Leave out any picture and return the remaining listing below exactly as given.

**Extracted records**:
::::
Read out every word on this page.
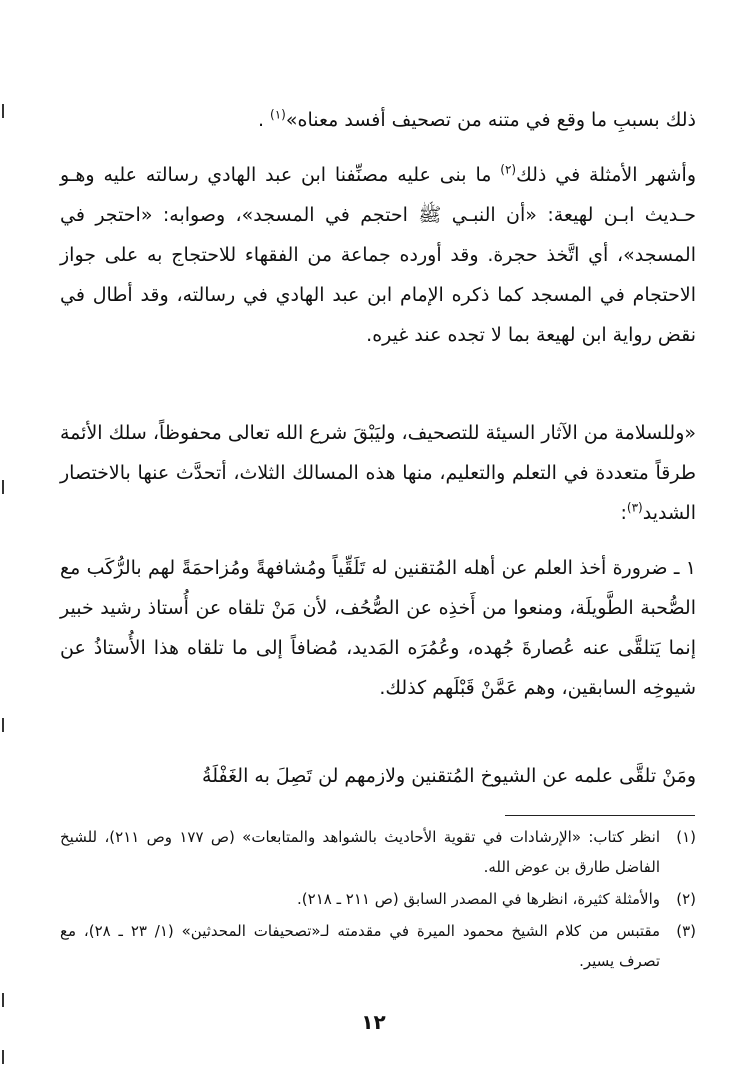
ذلك بسببِ ما وقع في متنه من تصحيف أفسد معناه»$^{(١)}$ .

وأشهر الأمثلة في ذلك$^{(٢)}$ ما بنى عليه مصنِّفنا ابن عبد الهادي رسالته عليه وهـو حـديث ابـن لهيعة: «أن النبـي ﷺ احتجم في المسجد»، وصوابه: «احتجر في المسجد»، أي اتَّخذ حجرة. وقد أورده جماعة من الفقهاء للاحتجاج به على جواز الاحتجام في المسجد كما ذكره الإمام ابن عبد الهادي في رسالته، وقد أطال في نقض رواية ابن لهيعة بما لا تجده عند غيره.

«وللسلامة من الآثار السيئة للتصحيف، وليَبْقَ شرع الله تعالى محفوظاً، سلك الأئمة طرقاً متعددة في التعلم والتعليم، منها هذه المسالك الثلاث، أتحدَّث عنها بالاختصار الشديد$^{(٣)}$:

١ ـ ضرورة أخذ العلم عن أهله المُتقنين له تَلَقِّياً ومُشافهةً ومُزاحمَةً لهم بالرُّكَب مع الصُّحبة الطَّويلَة، ومنعوا من أَخذِه عن الصُّحُف، لأن مَنْ تلقاه عن أُستاذ رشيد خبير إنما يَتلقَّى عنه عُصارةَ جُهده، وعُمُرَه المَديد، مُضافاً إلى ما تلقاه هذا الأُستاذُ عن شيوخِه السابقين، وهم عَمَّنْ قَبْلَهم كذلك.

ومَنْ تلقَّى علمه عن الشيوخ المُتقنين ولازمهم لن تَصِلَ به الغَفْلَةُ

(١)
انظر كتاب: «الإرشادات في تقوية الأحاديث بالشواهد والمتابعات» (ص ١٧٧ وص ٢١١)، للشيخ الفاضل طارق بن عوض الله.

(٢)
والأمثلة كثيرة، انظرها في المصدر السابق (ص ٢١١ ـ ٢١٨).

(٣)
مقتبس من كلام الشيخ محمود الميرة في مقدمته لـ«تصحيفات المحدثين» (١/ ٢٣ ـ ٢٨)، مع تصرف يسير.

١٢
::::
**WRITTEN RESPONSE**:
Read out every word on this page.
ذلك بسببِ ما وقع في متنه من تصحيف أفسد معناه»$^{(١)}$ .

وأشهر الأمثلة في ذلك$^{(٢)}$ ما بنى عليه مصنِّفنا ابن عبد الهادي رسالته عليه وهـو حـديث ابـن لهيعة: «أن النبـي ﷺ احتجم في المسجد»، وصوابه: «احتجر في المسجد»، أي اتَّخذ حجرة. وقد أورده جماعة من الفقهاء للاحتجاج به على جواز الاحتجام في المسجد كما ذكره الإمام ابن عبد الهادي في رسالته، وقد أطال في نقض رواية ابن لهيعة بما لا تجده عند غيره.

«وللسلامة من الآثار السيئة للتصحيف، وليَبْقَ شرع الله تعالى محفوظاً، سلك الأئمة طرقاً متعددة في التعلم والتعليم، منها هذه المسالك الثلاث، أتحدَّث عنها بالاختصار الشديد$^{(٣)}$:

١ ـ ضرورة أخذ العلم عن أهله المُتقنين له تَلَقِّياً ومُشافهةً ومُزاحمَةً لهم بالرُّكَب مع الصُّحبة الطَّويلَة، ومنعوا من أَخذِه عن الصُّحُف، لأن مَنْ تلقاه عن أُستاذ رشيد خبير إنما يَتلقَّى عنه عُصارةَ جُهده، وعُمُرَه المَديد، مُضافاً إلى ما تلقاه هذا الأُستاذُ عن شيوخِه السابقين، وهم عَمَّنْ قَبْلَهم كذلك.

ومَنْ تلقَّى علمه عن الشيوخ المُتقنين ولازمهم لن تَصِلَ به الغَفْلَةُ

(١)
انظر كتاب: «الإرشادات في تقوية الأحاديث بالشواهد والمتابعات» (ص ١٧٧ وص ٢١١)، للشيخ الفاضل طارق بن عوض الله.

(٢)
والأمثلة كثيرة، انظرها في المصدر السابق (ص ٢١١ ـ ٢١٨).

(٣)
مقتبس من كلام الشيخ محمود الميرة في مقدمته لـ«تصحيفات المحدثين» (١/ ٢٣ ـ ٢٨)، مع تصرف يسير.

١٢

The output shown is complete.